* Directions for this task *
Return a copy of each line that holds the string "screenshot".

* Data to process *

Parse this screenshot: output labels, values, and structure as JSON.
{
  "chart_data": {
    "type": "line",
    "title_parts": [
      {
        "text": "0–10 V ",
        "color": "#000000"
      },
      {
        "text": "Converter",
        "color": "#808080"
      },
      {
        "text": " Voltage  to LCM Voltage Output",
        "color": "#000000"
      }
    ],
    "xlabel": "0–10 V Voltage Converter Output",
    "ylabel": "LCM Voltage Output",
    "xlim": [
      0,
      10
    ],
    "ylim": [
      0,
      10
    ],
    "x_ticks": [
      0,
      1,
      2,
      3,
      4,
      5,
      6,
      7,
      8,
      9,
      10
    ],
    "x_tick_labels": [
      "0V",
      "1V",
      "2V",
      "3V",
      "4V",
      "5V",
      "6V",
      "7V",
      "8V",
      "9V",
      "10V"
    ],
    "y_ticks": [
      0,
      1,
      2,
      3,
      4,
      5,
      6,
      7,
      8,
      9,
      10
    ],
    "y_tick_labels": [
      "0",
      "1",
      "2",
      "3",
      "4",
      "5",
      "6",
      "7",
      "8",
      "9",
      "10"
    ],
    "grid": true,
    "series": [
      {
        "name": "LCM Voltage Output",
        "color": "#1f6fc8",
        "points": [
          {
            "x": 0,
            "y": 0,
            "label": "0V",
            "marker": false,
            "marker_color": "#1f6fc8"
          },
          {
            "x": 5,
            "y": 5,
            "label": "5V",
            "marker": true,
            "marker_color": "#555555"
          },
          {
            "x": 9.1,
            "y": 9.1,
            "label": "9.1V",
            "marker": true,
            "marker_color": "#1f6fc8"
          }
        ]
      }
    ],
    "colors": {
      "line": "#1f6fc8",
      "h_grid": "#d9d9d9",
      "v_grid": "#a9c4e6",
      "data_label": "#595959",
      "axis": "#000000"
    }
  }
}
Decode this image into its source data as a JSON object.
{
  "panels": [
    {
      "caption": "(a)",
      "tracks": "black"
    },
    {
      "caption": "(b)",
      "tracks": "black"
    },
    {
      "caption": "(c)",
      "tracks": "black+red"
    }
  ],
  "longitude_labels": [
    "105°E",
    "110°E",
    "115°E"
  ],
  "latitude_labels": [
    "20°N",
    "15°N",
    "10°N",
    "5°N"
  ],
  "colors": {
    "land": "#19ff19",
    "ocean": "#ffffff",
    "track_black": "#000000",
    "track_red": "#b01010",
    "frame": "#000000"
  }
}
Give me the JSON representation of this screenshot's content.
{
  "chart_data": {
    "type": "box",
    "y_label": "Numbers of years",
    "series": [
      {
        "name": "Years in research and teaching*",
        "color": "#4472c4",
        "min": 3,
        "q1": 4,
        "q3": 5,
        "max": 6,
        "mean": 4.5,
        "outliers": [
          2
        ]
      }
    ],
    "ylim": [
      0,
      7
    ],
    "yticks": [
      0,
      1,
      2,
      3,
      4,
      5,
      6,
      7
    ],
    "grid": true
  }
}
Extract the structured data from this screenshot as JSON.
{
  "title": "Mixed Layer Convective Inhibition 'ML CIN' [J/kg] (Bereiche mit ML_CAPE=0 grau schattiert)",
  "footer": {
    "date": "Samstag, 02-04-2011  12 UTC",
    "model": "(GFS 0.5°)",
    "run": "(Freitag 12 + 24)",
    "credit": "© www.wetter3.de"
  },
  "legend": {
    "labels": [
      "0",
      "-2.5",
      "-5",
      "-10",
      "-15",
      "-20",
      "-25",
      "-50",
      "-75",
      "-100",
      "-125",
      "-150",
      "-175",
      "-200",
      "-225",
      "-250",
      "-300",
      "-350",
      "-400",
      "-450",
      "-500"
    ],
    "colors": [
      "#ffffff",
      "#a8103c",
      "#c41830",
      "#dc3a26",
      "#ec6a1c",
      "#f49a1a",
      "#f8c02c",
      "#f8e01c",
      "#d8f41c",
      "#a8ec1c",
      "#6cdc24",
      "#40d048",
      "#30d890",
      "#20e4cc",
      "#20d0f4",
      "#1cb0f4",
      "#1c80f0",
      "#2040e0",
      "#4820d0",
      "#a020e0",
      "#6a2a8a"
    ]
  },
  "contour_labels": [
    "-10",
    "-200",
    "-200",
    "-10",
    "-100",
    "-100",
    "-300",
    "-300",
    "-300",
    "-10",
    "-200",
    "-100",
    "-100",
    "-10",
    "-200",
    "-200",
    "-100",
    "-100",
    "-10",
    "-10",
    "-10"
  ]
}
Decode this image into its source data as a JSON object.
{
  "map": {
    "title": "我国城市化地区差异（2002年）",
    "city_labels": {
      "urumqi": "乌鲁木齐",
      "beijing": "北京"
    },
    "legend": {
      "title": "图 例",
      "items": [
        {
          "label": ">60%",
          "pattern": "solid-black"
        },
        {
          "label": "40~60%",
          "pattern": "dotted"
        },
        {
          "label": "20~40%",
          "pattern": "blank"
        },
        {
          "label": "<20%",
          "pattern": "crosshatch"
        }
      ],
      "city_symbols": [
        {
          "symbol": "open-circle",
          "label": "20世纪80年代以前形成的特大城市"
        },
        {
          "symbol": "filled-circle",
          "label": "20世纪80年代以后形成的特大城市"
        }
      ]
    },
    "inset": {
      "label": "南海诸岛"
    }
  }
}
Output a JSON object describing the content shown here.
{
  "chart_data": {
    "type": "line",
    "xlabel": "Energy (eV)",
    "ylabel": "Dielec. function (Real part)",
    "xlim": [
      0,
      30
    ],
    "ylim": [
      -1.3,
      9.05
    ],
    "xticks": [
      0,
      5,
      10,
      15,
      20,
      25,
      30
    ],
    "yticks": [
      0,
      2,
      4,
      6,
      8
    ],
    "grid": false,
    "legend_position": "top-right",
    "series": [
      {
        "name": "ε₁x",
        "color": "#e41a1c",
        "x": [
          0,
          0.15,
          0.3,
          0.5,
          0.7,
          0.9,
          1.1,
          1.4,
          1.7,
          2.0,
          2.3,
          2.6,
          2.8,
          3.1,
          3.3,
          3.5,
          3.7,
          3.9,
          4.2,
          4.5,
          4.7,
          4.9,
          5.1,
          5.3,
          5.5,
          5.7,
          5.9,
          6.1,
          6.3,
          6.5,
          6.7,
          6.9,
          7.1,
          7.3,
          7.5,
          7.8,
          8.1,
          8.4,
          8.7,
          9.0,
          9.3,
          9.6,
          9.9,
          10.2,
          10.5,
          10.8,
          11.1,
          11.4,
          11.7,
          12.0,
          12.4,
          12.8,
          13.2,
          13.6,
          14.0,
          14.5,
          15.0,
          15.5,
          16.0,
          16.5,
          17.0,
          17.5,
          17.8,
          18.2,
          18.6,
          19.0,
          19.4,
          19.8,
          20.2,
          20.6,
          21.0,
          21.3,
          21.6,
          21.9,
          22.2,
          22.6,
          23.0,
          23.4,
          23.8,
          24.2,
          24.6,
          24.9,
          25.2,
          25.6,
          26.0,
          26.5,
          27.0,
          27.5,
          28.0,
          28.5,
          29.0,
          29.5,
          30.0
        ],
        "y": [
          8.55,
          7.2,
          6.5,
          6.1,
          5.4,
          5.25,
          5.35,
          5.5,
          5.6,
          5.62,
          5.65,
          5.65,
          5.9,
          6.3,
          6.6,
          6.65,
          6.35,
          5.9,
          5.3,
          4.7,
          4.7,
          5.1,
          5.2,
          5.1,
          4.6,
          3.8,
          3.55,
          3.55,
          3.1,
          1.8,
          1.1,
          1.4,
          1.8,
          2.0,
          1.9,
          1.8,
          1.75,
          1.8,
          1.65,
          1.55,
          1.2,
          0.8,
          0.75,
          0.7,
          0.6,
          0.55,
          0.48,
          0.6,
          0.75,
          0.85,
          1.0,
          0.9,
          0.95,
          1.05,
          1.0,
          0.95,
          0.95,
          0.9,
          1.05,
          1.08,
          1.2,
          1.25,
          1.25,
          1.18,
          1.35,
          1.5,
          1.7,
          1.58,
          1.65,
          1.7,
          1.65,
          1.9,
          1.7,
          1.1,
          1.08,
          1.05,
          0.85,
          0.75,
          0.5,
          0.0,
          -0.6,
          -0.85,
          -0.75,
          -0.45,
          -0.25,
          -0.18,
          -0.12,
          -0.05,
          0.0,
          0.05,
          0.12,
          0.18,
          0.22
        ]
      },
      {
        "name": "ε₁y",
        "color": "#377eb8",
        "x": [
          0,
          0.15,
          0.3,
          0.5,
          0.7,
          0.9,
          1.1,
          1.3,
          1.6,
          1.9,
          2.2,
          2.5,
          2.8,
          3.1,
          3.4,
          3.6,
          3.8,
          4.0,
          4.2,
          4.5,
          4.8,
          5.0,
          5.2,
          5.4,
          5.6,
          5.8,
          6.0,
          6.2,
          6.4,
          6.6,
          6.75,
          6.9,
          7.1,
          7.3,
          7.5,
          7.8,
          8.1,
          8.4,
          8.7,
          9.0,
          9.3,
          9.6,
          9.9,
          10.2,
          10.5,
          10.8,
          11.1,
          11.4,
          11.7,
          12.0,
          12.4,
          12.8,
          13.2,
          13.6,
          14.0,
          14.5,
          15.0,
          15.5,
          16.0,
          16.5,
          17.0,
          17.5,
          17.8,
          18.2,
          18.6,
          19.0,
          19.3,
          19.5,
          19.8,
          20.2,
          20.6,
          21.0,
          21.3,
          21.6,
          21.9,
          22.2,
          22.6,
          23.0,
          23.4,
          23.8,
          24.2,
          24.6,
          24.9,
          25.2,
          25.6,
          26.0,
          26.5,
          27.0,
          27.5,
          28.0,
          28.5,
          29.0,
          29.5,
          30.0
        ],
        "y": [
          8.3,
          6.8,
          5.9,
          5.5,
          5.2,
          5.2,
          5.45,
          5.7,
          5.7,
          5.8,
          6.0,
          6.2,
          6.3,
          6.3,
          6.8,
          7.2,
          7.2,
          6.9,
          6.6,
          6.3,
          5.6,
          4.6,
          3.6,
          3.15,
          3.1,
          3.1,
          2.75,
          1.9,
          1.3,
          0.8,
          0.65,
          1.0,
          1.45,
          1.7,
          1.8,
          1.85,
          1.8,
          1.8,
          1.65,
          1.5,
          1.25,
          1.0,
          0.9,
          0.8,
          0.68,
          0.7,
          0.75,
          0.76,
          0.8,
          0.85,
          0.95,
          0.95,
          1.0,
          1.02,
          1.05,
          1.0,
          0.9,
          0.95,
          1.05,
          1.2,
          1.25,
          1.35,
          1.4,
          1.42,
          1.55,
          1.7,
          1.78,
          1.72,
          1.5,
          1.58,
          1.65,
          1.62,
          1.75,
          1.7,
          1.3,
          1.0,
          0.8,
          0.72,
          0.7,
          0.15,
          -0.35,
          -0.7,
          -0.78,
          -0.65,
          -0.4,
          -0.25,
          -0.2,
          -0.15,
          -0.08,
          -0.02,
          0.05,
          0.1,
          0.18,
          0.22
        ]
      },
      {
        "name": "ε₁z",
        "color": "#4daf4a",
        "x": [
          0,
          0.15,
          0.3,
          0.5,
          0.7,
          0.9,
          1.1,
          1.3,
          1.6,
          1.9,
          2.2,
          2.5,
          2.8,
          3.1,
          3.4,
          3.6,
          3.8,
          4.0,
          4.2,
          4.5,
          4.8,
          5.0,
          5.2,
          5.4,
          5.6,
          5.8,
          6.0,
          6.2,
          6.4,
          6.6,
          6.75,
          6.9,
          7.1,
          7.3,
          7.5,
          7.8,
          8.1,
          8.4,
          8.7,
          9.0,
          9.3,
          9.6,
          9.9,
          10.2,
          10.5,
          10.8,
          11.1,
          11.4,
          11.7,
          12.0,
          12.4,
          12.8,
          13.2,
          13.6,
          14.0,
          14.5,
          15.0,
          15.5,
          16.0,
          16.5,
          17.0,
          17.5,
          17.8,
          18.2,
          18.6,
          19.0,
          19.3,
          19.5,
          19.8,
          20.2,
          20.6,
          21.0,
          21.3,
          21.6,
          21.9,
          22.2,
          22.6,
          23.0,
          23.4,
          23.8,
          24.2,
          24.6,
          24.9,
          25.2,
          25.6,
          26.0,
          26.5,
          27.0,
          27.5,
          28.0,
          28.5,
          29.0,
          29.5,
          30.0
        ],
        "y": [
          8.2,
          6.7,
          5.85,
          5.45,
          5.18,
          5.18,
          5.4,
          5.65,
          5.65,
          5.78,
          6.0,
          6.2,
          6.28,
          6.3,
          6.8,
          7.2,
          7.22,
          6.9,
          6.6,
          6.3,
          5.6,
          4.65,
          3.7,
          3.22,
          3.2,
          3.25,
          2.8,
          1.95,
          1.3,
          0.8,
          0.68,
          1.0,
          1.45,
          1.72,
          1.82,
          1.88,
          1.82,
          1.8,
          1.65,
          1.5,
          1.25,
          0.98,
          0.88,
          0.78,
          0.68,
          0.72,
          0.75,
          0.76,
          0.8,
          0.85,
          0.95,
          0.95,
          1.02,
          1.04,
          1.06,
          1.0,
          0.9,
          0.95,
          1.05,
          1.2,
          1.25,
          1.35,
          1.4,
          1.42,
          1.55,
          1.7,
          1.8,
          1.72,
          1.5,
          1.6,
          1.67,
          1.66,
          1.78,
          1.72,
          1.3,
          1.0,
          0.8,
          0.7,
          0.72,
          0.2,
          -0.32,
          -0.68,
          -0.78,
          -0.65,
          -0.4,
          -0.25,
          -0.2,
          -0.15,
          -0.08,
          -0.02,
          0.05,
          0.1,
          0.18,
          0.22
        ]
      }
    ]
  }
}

* Output for this exercise *
Parse this screenshot: output labels, values, and structure as JSON.
Give me the JSON representation of this screenshot's content.
Extract the structured data from this screenshot as JSON.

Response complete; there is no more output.